▶ WHAT THIS TASK INVOLVES: Each line of the material must be repeated precisely, with the pictures left out.

[start]

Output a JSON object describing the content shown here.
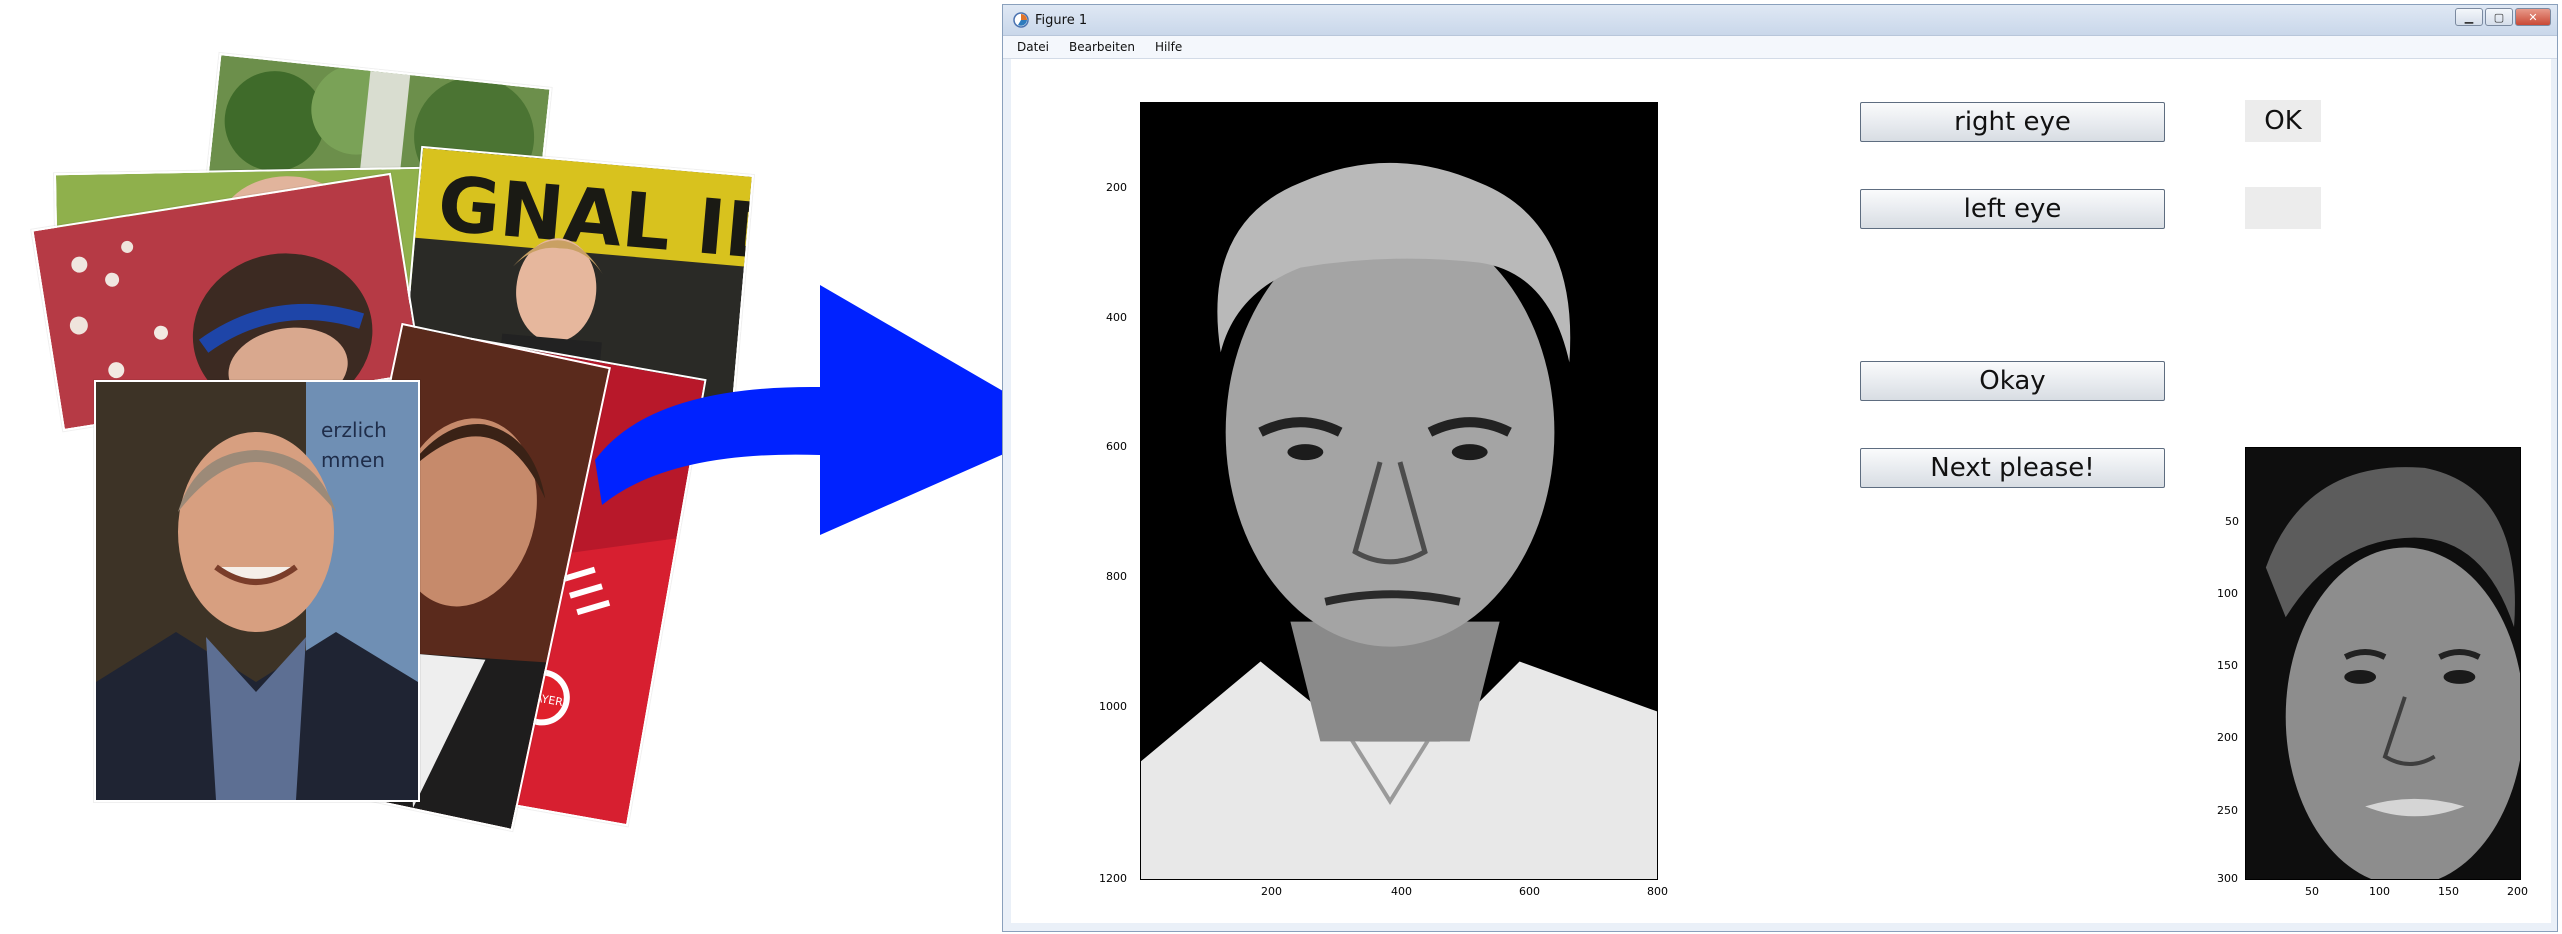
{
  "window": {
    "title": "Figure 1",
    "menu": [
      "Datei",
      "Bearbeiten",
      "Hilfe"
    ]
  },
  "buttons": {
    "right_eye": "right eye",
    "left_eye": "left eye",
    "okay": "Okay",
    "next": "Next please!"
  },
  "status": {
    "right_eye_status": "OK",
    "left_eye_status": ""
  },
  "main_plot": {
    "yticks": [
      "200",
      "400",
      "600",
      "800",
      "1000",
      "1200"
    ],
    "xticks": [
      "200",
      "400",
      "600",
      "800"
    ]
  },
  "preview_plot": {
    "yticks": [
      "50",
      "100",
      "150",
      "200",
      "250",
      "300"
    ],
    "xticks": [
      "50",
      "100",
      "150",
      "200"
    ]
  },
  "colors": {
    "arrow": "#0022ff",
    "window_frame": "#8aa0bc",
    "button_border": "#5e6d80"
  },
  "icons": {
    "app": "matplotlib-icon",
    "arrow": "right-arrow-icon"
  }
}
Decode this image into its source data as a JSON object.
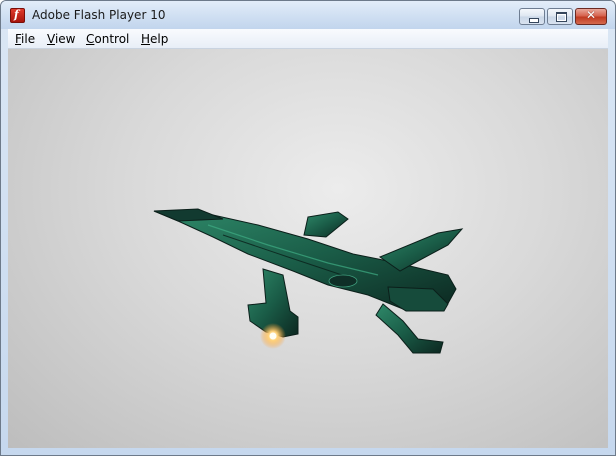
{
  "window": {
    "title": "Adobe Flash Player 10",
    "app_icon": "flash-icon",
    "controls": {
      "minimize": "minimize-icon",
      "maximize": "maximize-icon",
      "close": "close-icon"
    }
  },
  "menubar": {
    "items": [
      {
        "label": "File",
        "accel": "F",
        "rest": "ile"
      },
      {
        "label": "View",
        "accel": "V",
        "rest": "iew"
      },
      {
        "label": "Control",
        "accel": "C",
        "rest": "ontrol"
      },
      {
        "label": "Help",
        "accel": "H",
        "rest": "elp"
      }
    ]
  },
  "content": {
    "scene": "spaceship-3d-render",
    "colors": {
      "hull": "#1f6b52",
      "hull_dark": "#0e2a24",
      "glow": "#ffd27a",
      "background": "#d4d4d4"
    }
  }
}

[end]

▶ OUTPUT:
Output a JSON object describing the content shown here.
{
  "window": {
    "title": "Figure 1",
    "menu": [
      "Datei",
      "Bearbeiten",
      "Hilfe"
    ]
  },
  "buttons": {
    "right_eye": "right eye",
    "left_eye": "left eye",
    "okay": "Okay",
    "next": "Next please!"
  },
  "status": {
    "right_eye_status": "OK",
    "left_eye_status": ""
  },
  "main_plot": {
    "yticks": [
      "200",
      "400",
      "600",
      "800",
      "1000",
      "1200"
    ],
    "xticks": [
      "200",
      "400",
      "600",
      "800"
    ]
  },
  "preview_plot": {
    "yticks": [
      "50",
      "100",
      "150",
      "200",
      "250",
      "300"
    ],
    "xticks": [
      "50",
      "100",
      "150",
      "200"
    ]
  },
  "colors": {
    "arrow": "#0022ff",
    "window_frame": "#8aa0bc",
    "button_border": "#5e6d80"
  },
  "icons": {
    "app": "matplotlib-icon",
    "arrow": "right-arrow-icon"
  }
}
Decode this image into its source data as a JSON object.
{
  "window": {
    "title": "Adobe Flash Player 10",
    "app_icon": "flash-icon",
    "controls": {
      "minimize": "minimize-icon",
      "maximize": "maximize-icon",
      "close": "close-icon"
    }
  },
  "menubar": {
    "items": [
      {
        "label": "File",
        "accel": "F",
        "rest": "ile"
      },
      {
        "label": "View",
        "accel": "V",
        "rest": "iew"
      },
      {
        "label": "Control",
        "accel": "C",
        "rest": "ontrol"
      },
      {
        "label": "Help",
        "accel": "H",
        "rest": "elp"
      }
    ]
  },
  "content": {
    "scene": "spaceship-3d-render",
    "colors": {
      "hull": "#1f6b52",
      "hull_dark": "#0e2a24",
      "glow": "#ffd27a",
      "background": "#d4d4d4"
    }
  }
}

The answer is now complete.